Instructions to follow:
Go through the entries and say how many lines contain the string "JSON". The number is the whole answer.

Data entries:
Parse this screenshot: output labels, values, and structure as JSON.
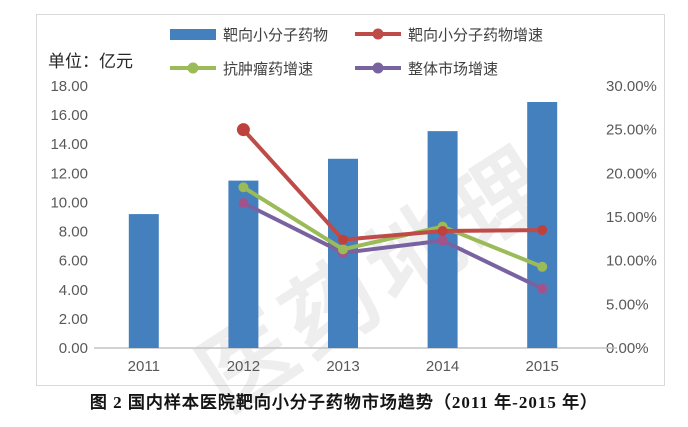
{
  "figure": {
    "caption": "图 2  国内样本医院靶向小分子药物市场趋势（2011 年-2015 年）",
    "watermark": "医药地理"
  },
  "chart_data": {
    "type": "bar+line combo",
    "title": "",
    "categories": [
      "2011",
      "2012",
      "2013",
      "2014",
      "2015"
    ],
    "grid": false,
    "legend_position": "top",
    "left_axis": {
      "title": "单位：亿元",
      "min": 0,
      "max": 18,
      "tick_step": 2,
      "tick_labels": [
        "18.00",
        "16.00",
        "14.00",
        "12.00",
        "10.00",
        "8.00",
        "6.00",
        "4.00",
        "2.00",
        "0.00"
      ]
    },
    "right_axis": {
      "min": 0,
      "max": 30,
      "tick_step": 5,
      "tick_labels": [
        "30.00%",
        "25.00%",
        "20.00%",
        "15.00%",
        "10.00%",
        "5.00%",
        "0.00%"
      ]
    },
    "bar_series": {
      "name": "靶向小分子药物",
      "axis": "left",
      "color": "#4580BE",
      "values": [
        9.2,
        11.5,
        13.0,
        14.9,
        16.9
      ]
    },
    "line_series": [
      {
        "name": "靶向小分子药物增速",
        "axis": "right",
        "color": "#BE4B48",
        "marker_color": "#BE413D",
        "values": [
          null,
          25.0,
          12.4,
          13.4,
          13.5
        ]
      },
      {
        "name": "抗肿瘤药增速",
        "axis": "right",
        "color": "#9BBB59",
        "marker_color": "#9BBB59",
        "values": [
          null,
          18.4,
          11.3,
          13.9,
          9.3
        ]
      },
      {
        "name": "整体市场增速",
        "axis": "right",
        "color": "#7862A0",
        "marker_color": "#A2538C",
        "values": [
          null,
          16.6,
          10.9,
          12.3,
          6.8
        ]
      }
    ],
    "legend": [
      {
        "label": "靶向小分子药物",
        "marker": "bar",
        "color": "#4580BE"
      },
      {
        "label": "靶向小分子药物增速",
        "marker": "line",
        "color": "#BE4B48"
      },
      {
        "label": "抗肿瘤药增速",
        "marker": "line",
        "color": "#9BBB59"
      },
      {
        "label": "整体市场增速",
        "marker": "line",
        "color": "#7862A0"
      }
    ]
  }
}
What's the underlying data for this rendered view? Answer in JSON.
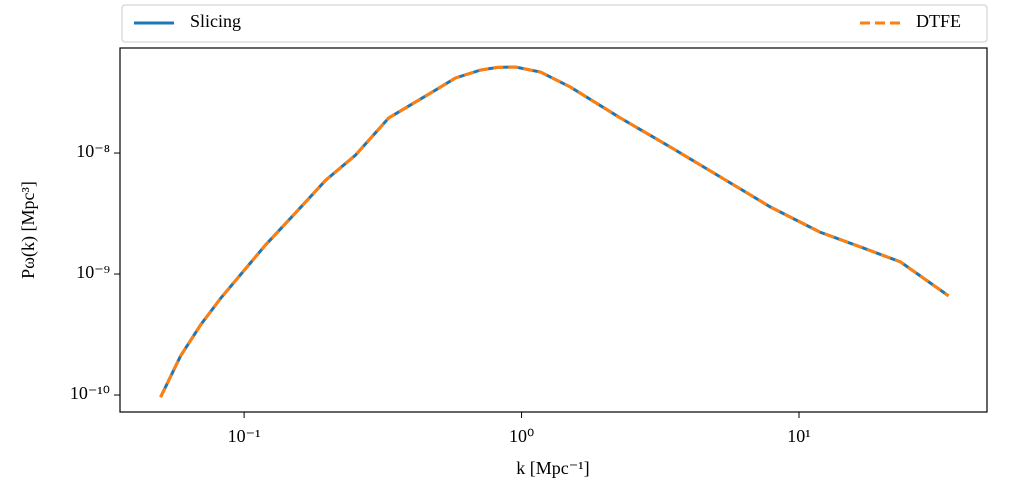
{
  "chart_data": {
    "type": "line",
    "x_label": "k [Mpc⁻¹]",
    "y_label": "Pω(k) [Mpc³]",
    "x": [
      0.05,
      0.059,
      0.0697,
      0.0823,
      0.1195,
      0.153,
      0.197,
      0.252,
      0.332,
      0.47,
      0.578,
      0.711,
      0.819,
      0.951,
      1.17,
      1.5,
      2.27,
      3.44,
      5.21,
      7.89,
      11.9,
      16.7,
      23.2,
      34.6
    ],
    "series": [
      {
        "name": "Slicing",
        "color": "#1f77b4",
        "dashed": false,
        "values": [
          9.6e-11,
          2.1e-10,
          3.8e-10,
          6.3e-10,
          1.74e-09,
          3.19e-09,
          5.98e-09,
          9.6e-09,
          1.95e-08,
          3.13e-08,
          4.17e-08,
          4.85e-08,
          5.1e-08,
          5.14e-08,
          4.67e-08,
          3.51e-08,
          1.95e-08,
          1.12e-08,
          6.34e-09,
          3.58e-09,
          2.22e-09,
          1.67e-09,
          1.26e-09,
          6.6e-10
        ]
      },
      {
        "name": "DTFE",
        "color": "#ff7f0e",
        "dashed": true,
        "values": [
          9.6e-11,
          2.1e-10,
          3.8e-10,
          6.3e-10,
          1.74e-09,
          3.19e-09,
          5.98e-09,
          9.6e-09,
          1.95e-08,
          3.13e-08,
          4.17e-08,
          4.85e-08,
          5.1e-08,
          5.14e-08,
          4.67e-08,
          3.51e-08,
          1.95e-08,
          1.12e-08,
          6.34e-09,
          3.58e-09,
          2.22e-09,
          1.67e-09,
          1.26e-09,
          6.6e-10
        ]
      }
    ],
    "xlog": true,
    "ylog": true,
    "xlim": [
      0.0357,
      47.6
    ],
    "ylim": [
      7.24e-11,
      7.38e-08
    ],
    "xticks": [
      {
        "value": 0.1,
        "label": "10⁻¹"
      },
      {
        "value": 1,
        "label": "10⁰"
      },
      {
        "value": 10,
        "label": "10¹"
      }
    ],
    "yticks": [
      {
        "value": 1e-10,
        "label": "10⁻¹⁰"
      },
      {
        "value": 1e-09,
        "label": "10⁻⁹"
      },
      {
        "value": 1e-08,
        "label": "10⁻⁸"
      }
    ],
    "legend": "top-expanded",
    "grid": false
  }
}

Solution to the problem:
2